Take every line that has the string "SDTVAR" and copy it out.

------ Dataset content ------

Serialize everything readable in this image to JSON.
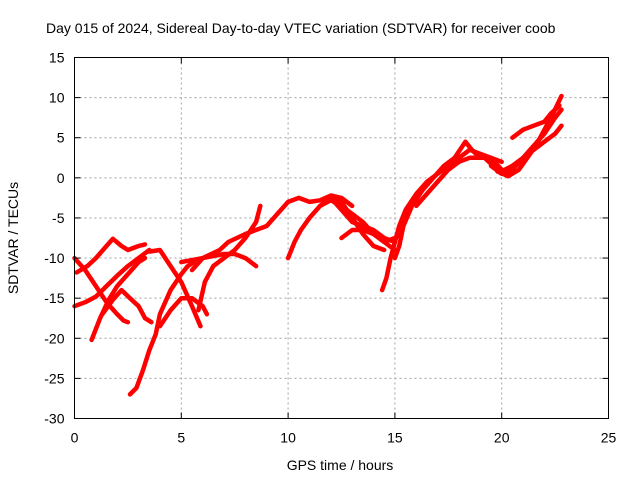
{
  "chart_data": {
    "type": "line",
    "title": "Day 015 of 2024, Sidereal Day-to-day VTEC variation (SDTVAR) for receiver coob",
    "xlabel": "GPS time / hours",
    "ylabel": "SDTVAR / TECUs",
    "xlim": [
      0,
      25
    ],
    "ylim": [
      -30,
      15
    ],
    "xticks": [
      0,
      5,
      10,
      15,
      20,
      25
    ],
    "yticks": [
      -30,
      -25,
      -20,
      -15,
      -10,
      -5,
      0,
      5,
      10,
      15
    ],
    "grid": true,
    "color": "#ff0000",
    "series": [
      {
        "name": "arc1",
        "points": [
          [
            0,
            -10
          ],
          [
            0.5,
            -11.5
          ],
          [
            1,
            -13.5
          ],
          [
            1.5,
            -15.5
          ],
          [
            2,
            -17
          ],
          [
            2.3,
            -17.8
          ],
          [
            2.5,
            -18
          ]
        ]
      },
      {
        "name": "arc2",
        "points": [
          [
            0,
            -16
          ],
          [
            0.5,
            -15.5
          ],
          [
            1,
            -14.8
          ],
          [
            1.5,
            -13.5
          ],
          [
            2,
            -12.2
          ],
          [
            2.5,
            -11
          ],
          [
            3,
            -10
          ],
          [
            3.5,
            -9
          ]
        ]
      },
      {
        "name": "arc3",
        "points": [
          [
            0.1,
            -11.8
          ],
          [
            0.6,
            -11
          ],
          [
            1,
            -10
          ],
          [
            1.5,
            -8.5
          ],
          [
            1.8,
            -7.6
          ],
          [
            2.2,
            -8.5
          ],
          [
            2.5,
            -9
          ],
          [
            3,
            -8.5
          ],
          [
            3.3,
            -8.3
          ]
        ]
      },
      {
        "name": "arc4",
        "points": [
          [
            0.8,
            -20.2
          ],
          [
            1.2,
            -17.5
          ],
          [
            1.6,
            -15.2
          ],
          [
            2,
            -13.5
          ],
          [
            2.5,
            -12
          ],
          [
            3,
            -10.5
          ],
          [
            3.3,
            -10
          ]
        ]
      },
      {
        "name": "arc5",
        "points": [
          [
            1.3,
            -17
          ],
          [
            1.8,
            -15.2
          ],
          [
            2.2,
            -14
          ],
          [
            2.6,
            -15
          ],
          [
            3,
            -16
          ],
          [
            3.3,
            -17.5
          ],
          [
            3.6,
            -18
          ]
        ]
      },
      {
        "name": "arc6",
        "points": [
          [
            2.6,
            -27
          ],
          [
            2.9,
            -26.2
          ],
          [
            3.2,
            -24
          ],
          [
            3.5,
            -21.5
          ],
          [
            3.8,
            -19.5
          ],
          [
            4,
            -17
          ],
          [
            4.5,
            -14
          ],
          [
            5,
            -12
          ],
          [
            5.3,
            -11
          ],
          [
            5.6,
            -10.5
          ]
        ]
      },
      {
        "name": "arc7",
        "points": [
          [
            3.5,
            -9.2
          ],
          [
            4,
            -9
          ],
          [
            4.5,
            -11
          ],
          [
            5,
            -13
          ],
          [
            5.5,
            -16
          ],
          [
            5.9,
            -18.5
          ]
        ]
      },
      {
        "name": "arc8",
        "points": [
          [
            4,
            -18.5
          ],
          [
            4.5,
            -16.5
          ],
          [
            5,
            -15
          ],
          [
            5.5,
            -15
          ],
          [
            6,
            -16
          ],
          [
            6.2,
            -17
          ]
        ]
      },
      {
        "name": "arc9",
        "points": [
          [
            5,
            -10.5
          ],
          [
            6,
            -10
          ],
          [
            7,
            -9.5
          ],
          [
            7.5,
            -9.5
          ],
          [
            8,
            -10
          ],
          [
            8.5,
            -11
          ]
        ]
      },
      {
        "name": "arc10",
        "points": [
          [
            5.8,
            -16.5
          ],
          [
            6.1,
            -13
          ],
          [
            6.5,
            -11
          ],
          [
            7,
            -10
          ],
          [
            7.5,
            -9
          ],
          [
            8,
            -7.5
          ],
          [
            8.5,
            -5.5
          ],
          [
            8.7,
            -3.5
          ]
        ]
      },
      {
        "name": "arc11",
        "points": [
          [
            5.5,
            -11.5
          ],
          [
            6,
            -10
          ],
          [
            6.8,
            -9
          ],
          [
            7.2,
            -8
          ],
          [
            8,
            -7
          ],
          [
            9,
            -6
          ],
          [
            9.5,
            -4.5
          ],
          [
            10,
            -3
          ],
          [
            10.5,
            -2.5
          ],
          [
            11,
            -3
          ],
          [
            11.5,
            -2.8
          ],
          [
            12,
            -2.2
          ],
          [
            12.5,
            -2.5
          ],
          [
            13,
            -3.5
          ]
        ]
      },
      {
        "name": "arc12",
        "points": [
          [
            10,
            -10
          ],
          [
            10.3,
            -8
          ],
          [
            10.6,
            -6.5
          ],
          [
            11,
            -5
          ],
          [
            11.5,
            -3.5
          ],
          [
            12,
            -2.5
          ],
          [
            12.5,
            -3
          ],
          [
            13,
            -5
          ],
          [
            13.5,
            -7
          ],
          [
            14,
            -8.5
          ],
          [
            14.5,
            -9
          ]
        ]
      },
      {
        "name": "arc13",
        "points": [
          [
            11.5,
            -3.5
          ],
          [
            12,
            -2.8
          ],
          [
            12.5,
            -3.5
          ],
          [
            13,
            -4.5
          ],
          [
            13.5,
            -5.5
          ],
          [
            14,
            -7
          ],
          [
            14.5,
            -8
          ],
          [
            15,
            -7.5
          ],
          [
            15.3,
            -7
          ]
        ]
      },
      {
        "name": "arc14",
        "points": [
          [
            12,
            -2.5
          ],
          [
            12.5,
            -4
          ],
          [
            13,
            -5.5
          ],
          [
            13.5,
            -6
          ],
          [
            14,
            -6.5
          ],
          [
            14.5,
            -7.5
          ],
          [
            15,
            -8
          ]
        ]
      },
      {
        "name": "arc15",
        "points": [
          [
            12.5,
            -7.5
          ],
          [
            13,
            -6.5
          ],
          [
            13.5,
            -6.5
          ],
          [
            14,
            -7
          ],
          [
            14.5,
            -8
          ],
          [
            15,
            -9
          ]
        ]
      },
      {
        "name": "arc16",
        "points": [
          [
            14.4,
            -14
          ],
          [
            14.6,
            -12.5
          ],
          [
            14.8,
            -10
          ],
          [
            15,
            -8
          ],
          [
            15.2,
            -6
          ],
          [
            15.5,
            -4
          ],
          [
            16,
            -2
          ],
          [
            16.5,
            -0.5
          ],
          [
            17,
            0.5
          ],
          [
            17.5,
            1.5
          ],
          [
            18,
            2.5
          ],
          [
            18.5,
            3.5
          ],
          [
            19,
            3
          ],
          [
            19.5,
            2.5
          ],
          [
            20,
            2
          ]
        ]
      },
      {
        "name": "arc17",
        "points": [
          [
            15,
            -10
          ],
          [
            15.2,
            -8.5
          ],
          [
            15.4,
            -6
          ],
          [
            15.8,
            -3.5
          ],
          [
            16.3,
            -1.5
          ],
          [
            16.8,
            0
          ],
          [
            17.3,
            1.5
          ],
          [
            17.8,
            2.5
          ],
          [
            18.3,
            4.5
          ],
          [
            18.6,
            3.5
          ],
          [
            19,
            2.5
          ],
          [
            19.5,
            2.5
          ],
          [
            20,
            1
          ]
        ]
      },
      {
        "name": "arc18",
        "points": [
          [
            16,
            -3.5
          ],
          [
            16.5,
            -2
          ],
          [
            17,
            -0.5
          ],
          [
            17.5,
            1
          ],
          [
            18,
            2
          ],
          [
            18.5,
            2.5
          ],
          [
            19.2,
            2.5
          ],
          [
            19.6,
            1.5
          ],
          [
            20,
            0.8
          ],
          [
            20.5,
            1.5
          ],
          [
            21,
            2.5
          ],
          [
            21.5,
            3.5
          ],
          [
            22,
            4.5
          ],
          [
            22.5,
            5.5
          ],
          [
            22.8,
            6.5
          ]
        ]
      },
      {
        "name": "arc19",
        "points": [
          [
            19.5,
            1.5
          ],
          [
            20,
            0.5
          ],
          [
            20.5,
            1
          ],
          [
            21,
            2.5
          ],
          [
            21.5,
            4
          ],
          [
            22,
            5.5
          ],
          [
            22.5,
            7.5
          ],
          [
            22.8,
            8.5
          ]
        ]
      },
      {
        "name": "arc20",
        "points": [
          [
            19.8,
            0.8
          ],
          [
            20.3,
            0.2
          ],
          [
            20.8,
            1
          ],
          [
            21.2,
            2.5
          ],
          [
            21.6,
            4
          ],
          [
            22,
            6
          ],
          [
            22.4,
            8
          ],
          [
            22.8,
            10.2
          ]
        ]
      },
      {
        "name": "arc21",
        "points": [
          [
            20.5,
            5
          ],
          [
            21,
            6
          ],
          [
            21.5,
            6.5
          ],
          [
            22,
            7
          ],
          [
            22.3,
            8
          ],
          [
            22.7,
            9
          ]
        ]
      }
    ]
  }
}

------

### Task result
    "title": "Day 015 of 2024, Sidereal Day-to-day VTEC variation (SDTVAR) for receiver coob",
    "ylabel": "SDTVAR / TECUs",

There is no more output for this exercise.